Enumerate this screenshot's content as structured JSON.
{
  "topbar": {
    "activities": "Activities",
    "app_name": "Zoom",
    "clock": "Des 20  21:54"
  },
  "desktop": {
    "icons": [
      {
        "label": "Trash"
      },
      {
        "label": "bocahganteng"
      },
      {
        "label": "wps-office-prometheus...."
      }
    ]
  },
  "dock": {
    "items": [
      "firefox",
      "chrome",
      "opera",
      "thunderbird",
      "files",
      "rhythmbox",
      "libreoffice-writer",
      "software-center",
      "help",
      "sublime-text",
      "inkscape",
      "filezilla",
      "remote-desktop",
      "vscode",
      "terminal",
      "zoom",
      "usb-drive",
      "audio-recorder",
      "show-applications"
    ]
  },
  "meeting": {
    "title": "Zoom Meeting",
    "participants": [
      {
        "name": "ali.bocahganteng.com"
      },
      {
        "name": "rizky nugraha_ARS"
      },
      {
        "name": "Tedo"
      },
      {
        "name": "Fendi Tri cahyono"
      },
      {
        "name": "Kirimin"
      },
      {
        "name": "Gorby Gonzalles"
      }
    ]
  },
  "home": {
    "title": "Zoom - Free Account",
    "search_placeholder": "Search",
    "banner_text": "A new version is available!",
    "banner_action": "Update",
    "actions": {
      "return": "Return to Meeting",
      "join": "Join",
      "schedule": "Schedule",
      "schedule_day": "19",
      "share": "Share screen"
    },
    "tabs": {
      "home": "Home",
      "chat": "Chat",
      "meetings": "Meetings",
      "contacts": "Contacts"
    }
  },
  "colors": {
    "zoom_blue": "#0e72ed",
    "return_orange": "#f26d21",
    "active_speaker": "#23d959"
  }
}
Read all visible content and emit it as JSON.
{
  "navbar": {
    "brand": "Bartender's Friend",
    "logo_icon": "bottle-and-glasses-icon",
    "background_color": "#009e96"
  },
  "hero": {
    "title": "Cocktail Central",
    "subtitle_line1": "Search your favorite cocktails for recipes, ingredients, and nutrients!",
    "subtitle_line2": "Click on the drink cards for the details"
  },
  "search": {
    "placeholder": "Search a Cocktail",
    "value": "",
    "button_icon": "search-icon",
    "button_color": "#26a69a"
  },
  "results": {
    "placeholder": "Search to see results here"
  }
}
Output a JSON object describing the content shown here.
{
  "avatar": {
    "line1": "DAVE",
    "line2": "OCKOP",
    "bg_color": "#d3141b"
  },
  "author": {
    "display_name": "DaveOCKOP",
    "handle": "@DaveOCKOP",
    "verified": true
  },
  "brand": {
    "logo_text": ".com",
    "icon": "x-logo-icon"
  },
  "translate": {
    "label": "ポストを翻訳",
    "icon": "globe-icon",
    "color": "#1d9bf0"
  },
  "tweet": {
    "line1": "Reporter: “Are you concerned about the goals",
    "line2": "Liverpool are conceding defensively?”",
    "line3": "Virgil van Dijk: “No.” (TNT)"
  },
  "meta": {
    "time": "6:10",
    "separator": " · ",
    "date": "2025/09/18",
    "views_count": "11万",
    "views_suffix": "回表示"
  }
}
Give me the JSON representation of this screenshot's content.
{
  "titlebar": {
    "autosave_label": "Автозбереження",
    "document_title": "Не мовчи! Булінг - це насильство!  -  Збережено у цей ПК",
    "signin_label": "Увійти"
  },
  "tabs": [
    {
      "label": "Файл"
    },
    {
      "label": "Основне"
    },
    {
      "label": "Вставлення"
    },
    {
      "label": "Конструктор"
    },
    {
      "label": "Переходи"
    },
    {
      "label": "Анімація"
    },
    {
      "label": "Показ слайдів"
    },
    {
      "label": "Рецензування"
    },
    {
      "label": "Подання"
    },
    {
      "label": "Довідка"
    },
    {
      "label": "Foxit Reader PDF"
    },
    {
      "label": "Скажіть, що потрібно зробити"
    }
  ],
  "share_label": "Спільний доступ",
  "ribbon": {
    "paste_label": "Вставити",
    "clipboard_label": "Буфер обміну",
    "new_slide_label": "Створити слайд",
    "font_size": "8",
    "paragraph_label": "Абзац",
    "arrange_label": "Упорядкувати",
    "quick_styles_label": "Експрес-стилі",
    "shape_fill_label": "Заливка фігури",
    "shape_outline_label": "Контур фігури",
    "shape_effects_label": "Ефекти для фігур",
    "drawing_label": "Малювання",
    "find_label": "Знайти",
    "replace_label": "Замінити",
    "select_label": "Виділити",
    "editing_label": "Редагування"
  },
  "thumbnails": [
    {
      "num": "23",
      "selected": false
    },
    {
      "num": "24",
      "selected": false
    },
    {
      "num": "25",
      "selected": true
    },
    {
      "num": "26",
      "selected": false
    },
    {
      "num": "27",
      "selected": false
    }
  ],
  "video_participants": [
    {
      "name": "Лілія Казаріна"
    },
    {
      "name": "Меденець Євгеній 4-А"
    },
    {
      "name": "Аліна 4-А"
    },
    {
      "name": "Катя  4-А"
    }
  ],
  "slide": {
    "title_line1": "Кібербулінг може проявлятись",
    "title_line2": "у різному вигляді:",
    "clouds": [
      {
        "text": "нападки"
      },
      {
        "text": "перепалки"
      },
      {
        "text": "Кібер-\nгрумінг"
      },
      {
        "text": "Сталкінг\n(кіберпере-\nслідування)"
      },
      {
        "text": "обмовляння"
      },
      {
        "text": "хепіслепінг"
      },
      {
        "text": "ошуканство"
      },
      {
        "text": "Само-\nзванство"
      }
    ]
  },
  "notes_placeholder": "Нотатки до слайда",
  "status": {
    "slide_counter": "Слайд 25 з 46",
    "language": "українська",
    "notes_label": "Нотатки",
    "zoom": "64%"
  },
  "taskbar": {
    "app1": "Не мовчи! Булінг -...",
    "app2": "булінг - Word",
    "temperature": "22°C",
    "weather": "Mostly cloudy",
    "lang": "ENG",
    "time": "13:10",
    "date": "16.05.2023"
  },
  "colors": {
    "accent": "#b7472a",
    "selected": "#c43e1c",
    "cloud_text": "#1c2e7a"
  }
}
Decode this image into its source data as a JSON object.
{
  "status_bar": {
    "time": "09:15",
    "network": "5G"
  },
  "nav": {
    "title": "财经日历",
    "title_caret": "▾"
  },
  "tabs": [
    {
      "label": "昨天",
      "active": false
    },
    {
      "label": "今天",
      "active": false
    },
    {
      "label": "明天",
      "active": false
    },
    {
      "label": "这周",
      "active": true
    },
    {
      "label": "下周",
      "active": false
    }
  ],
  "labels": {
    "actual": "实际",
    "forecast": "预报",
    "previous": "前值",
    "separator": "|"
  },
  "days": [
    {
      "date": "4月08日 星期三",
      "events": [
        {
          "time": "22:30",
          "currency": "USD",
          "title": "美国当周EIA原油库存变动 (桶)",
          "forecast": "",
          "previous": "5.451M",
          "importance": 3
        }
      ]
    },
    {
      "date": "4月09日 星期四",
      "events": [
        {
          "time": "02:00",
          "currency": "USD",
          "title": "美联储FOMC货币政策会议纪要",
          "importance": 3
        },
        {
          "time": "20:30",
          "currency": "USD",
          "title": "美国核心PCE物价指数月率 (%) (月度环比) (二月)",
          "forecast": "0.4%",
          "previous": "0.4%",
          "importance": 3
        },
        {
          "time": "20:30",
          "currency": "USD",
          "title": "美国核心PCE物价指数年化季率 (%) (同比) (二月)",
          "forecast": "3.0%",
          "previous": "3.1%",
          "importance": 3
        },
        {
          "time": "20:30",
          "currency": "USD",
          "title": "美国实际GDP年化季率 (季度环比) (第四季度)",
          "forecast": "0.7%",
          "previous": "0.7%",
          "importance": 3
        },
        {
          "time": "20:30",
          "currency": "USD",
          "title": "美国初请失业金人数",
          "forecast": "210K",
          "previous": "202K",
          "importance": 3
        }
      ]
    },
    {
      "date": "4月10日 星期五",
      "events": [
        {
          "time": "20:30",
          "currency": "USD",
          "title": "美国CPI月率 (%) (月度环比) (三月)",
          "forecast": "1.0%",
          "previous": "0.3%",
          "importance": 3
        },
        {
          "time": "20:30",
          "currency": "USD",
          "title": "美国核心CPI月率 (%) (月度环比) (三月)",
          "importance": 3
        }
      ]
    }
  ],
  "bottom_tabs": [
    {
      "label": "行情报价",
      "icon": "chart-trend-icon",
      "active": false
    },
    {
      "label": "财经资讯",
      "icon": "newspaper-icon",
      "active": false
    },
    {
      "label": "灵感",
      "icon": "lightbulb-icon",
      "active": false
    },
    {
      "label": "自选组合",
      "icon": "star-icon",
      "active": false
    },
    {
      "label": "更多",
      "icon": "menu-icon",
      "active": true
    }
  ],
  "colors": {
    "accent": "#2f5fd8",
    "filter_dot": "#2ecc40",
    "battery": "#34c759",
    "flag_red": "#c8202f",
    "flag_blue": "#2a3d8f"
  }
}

**Instruction**:
Select the lines that carry the string "forecast" and copy them.

**Task solution**:
    "forecast": "预报",
          "forecast": "",
          "forecast": "0.4%",
          "forecast": "3.0%",
          "forecast": "0.7%",
          "forecast": "210K",
          "forecast": "1.0%",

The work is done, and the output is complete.